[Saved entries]
* begin *

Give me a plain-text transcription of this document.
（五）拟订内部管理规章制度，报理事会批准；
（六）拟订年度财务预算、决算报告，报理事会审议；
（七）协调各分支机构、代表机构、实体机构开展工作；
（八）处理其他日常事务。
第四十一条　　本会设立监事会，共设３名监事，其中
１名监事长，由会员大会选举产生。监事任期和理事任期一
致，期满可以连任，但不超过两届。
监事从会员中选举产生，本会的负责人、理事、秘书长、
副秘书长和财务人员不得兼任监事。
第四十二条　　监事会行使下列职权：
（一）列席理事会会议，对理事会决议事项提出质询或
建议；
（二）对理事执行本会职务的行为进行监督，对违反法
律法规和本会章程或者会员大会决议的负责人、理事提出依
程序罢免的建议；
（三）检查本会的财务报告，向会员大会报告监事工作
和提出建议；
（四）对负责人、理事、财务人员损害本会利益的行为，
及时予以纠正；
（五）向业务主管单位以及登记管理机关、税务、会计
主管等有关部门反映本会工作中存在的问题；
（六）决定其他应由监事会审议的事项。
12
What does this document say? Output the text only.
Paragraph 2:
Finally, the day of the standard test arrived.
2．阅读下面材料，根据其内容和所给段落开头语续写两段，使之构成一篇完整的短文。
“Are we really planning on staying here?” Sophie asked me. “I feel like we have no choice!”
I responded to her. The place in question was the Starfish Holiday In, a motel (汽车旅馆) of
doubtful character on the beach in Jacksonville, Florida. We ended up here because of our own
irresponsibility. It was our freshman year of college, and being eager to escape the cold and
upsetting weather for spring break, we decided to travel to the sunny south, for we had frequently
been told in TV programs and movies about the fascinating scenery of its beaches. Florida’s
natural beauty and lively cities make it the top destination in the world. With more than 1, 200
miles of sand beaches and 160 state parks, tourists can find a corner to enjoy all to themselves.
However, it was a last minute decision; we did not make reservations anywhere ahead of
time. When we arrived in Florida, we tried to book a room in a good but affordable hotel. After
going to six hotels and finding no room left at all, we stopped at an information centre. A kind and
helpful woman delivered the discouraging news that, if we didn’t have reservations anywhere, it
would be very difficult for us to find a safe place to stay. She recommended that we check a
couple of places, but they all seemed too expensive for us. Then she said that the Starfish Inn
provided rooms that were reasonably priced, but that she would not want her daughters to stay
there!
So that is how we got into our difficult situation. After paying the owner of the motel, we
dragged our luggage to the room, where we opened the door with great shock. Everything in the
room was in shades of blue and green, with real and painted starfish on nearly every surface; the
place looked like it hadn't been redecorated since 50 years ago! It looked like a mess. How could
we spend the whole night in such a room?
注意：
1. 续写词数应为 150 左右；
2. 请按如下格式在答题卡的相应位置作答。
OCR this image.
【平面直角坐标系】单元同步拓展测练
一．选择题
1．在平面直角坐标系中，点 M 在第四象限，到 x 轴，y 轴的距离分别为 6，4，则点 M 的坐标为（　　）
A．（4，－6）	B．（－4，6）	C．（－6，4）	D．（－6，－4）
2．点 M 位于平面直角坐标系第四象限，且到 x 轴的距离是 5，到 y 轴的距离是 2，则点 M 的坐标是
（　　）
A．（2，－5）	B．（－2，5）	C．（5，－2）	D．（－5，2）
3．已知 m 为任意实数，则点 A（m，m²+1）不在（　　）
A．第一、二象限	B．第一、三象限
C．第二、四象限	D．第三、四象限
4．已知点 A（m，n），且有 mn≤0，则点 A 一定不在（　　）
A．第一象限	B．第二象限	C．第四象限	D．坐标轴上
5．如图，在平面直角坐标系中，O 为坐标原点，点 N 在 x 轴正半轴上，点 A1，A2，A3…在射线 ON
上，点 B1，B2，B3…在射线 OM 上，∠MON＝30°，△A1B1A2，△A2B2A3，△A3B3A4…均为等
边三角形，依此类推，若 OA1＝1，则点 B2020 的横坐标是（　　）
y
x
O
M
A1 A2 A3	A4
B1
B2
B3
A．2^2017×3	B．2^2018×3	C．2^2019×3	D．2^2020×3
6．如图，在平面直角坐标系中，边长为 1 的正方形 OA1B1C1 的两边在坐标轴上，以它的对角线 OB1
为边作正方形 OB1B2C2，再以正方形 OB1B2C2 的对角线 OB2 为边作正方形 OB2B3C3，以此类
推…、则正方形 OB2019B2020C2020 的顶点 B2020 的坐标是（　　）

* end *

Write the material out again in its entirety, exactly as shown.

→ **Finished exercise**:
Give me a plain-text transcription of this document.
（五）拟订内部管理规章制度，报理事会批准；
（六）拟订年度财务预算、决算报告，报理事会审议；
（七）协调各分支机构、代表机构、实体机构开展工作；
（八）处理其他日常事务。
第四十一条　　本会设立监事会，共设３名监事，其中
１名监事长，由会员大会选举产生。监事任期和理事任期一
致，期满可以连任，但不超过两届。
监事从会员中选举产生，本会的负责人、理事、秘书长、
副秘书长和财务人员不得兼任监事。
第四十二条　　监事会行使下列职权：
（一）列席理事会会议，对理事会决议事项提出质询或
建议；
（二）对理事执行本会职务的行为进行监督，对违反法
律法规和本会章程或者会员大会决议的负责人、理事提出依
程序罢免的建议；
（三）检查本会的财务报告，向会员大会报告监事工作
和提出建议；
（四）对负责人、理事、财务人员损害本会利益的行为，
及时予以纠正；
（五）向业务主管单位以及登记管理机关、税务、会计
主管等有关部门反映本会工作中存在的问题；
（六）决定其他应由监事会审议的事项。
12
What does this document say? Output the text only.
Paragraph 2:
Finally, the day of the standard test arrived.
2．阅读下面材料，根据其内容和所给段落开头语续写两段，使之构成一篇完整的短文。
“Are we really planning on staying here?” Sophie asked me. “I feel like we have no choice!”
I responded to her. The place in question was the Starfish Holiday In, a motel (汽车旅馆) of
doubtful character on the beach in Jacksonville, Florida. We ended up here because of our own
irresponsibility. It was our freshman year of college, and being eager to escape the cold and
upsetting weather for spring break, we decided to travel to the sunny south, for we had frequently
been told in TV programs and movies about the fascinating scenery of its beaches. Florida’s
natural beauty and lively cities make it the top destination in the world. With more than 1, 200
miles of sand beaches and 160 state parks, tourists can find a corner to enjoy all to themselves.
However, it was a last minute decision; we did not make reservations anywhere ahead of
time. When we arrived in Florida, we tried to book a room in a good but affordable hotel. After
going to six hotels and finding no room left at all, we stopped at an information centre. A kind and
helpful woman delivered the discouraging news that, if we didn’t have reservations anywhere, it
would be very difficult for us to find a safe place to stay. She recommended that we check a
couple of places, but they all seemed too expensive for us. Then she said that the Starfish Inn
provided rooms that were reasonably priced, but that she would not want her daughters to stay
there!
So that is how we got into our difficult situation. After paying the owner of the motel, we
dragged our luggage to the room, where we opened the door with great shock. Everything in the
room was in shades of blue and green, with real and painted starfish on nearly every surface; the
place looked like it hadn't been redecorated since 50 years ago! It looked like a mess. How could
we spend the whole night in such a room?
注意：
1. 续写词数应为 150 左右；
2. 请按如下格式在答题卡的相应位置作答。
OCR this image.
【平面直角坐标系】单元同步拓展测练
一．选择题
1．在平面直角坐标系中，点 M 在第四象限，到 x 轴，y 轴的距离分别为 6，4，则点 M 的坐标为（　　）
A．（4，－6）	B．（－4，6）	C．（－6，4）	D．（－6，－4）
2．点 M 位于平面直角坐标系第四象限，且到 x 轴的距离是 5，到 y 轴的距离是 2，则点 M 的坐标是
（　　）
A．（2，－5）	B．（－2，5）	C．（5，－2）	D．（－5，2）
3．已知 m 为任意实数，则点 A（m，m²+1）不在（　　）
A．第一、二象限	B．第一、三象限
C．第二、四象限	D．第三、四象限
4．已知点 A（m，n），且有 mn≤0，则点 A 一定不在（　　）
A．第一象限	B．第二象限	C．第四象限	D．坐标轴上
5．如图，在平面直角坐标系中，O 为坐标原点，点 N 在 x 轴正半轴上，点 A1，A2，A3…在射线 ON
上，点 B1，B2，B3…在射线 OM 上，∠MON＝30°，△A1B1A2，△A2B2A3，△A3B3A4…均为等
边三角形，依此类推，若 OA1＝1，则点 B2020 的横坐标是（　　）
y
x
O
M
A1 A2 A3	A4
B1
B2
B3
A．2^2017×3	B．2^2018×3	C．2^2019×3	D．2^2020×3
6．如图，在平面直角坐标系中，边长为 1 的正方形 OA1B1C1 的两边在坐标轴上，以它的对角线 OB1
为边作正方形 OB1B2C2，再以正方形 OB1B2C2 的对角线 OB2 为边作正方形 OB2B3C3，以此类
推…、则正方形 OB2019B2020C2020 的顶点 B2020 的坐标是（　　）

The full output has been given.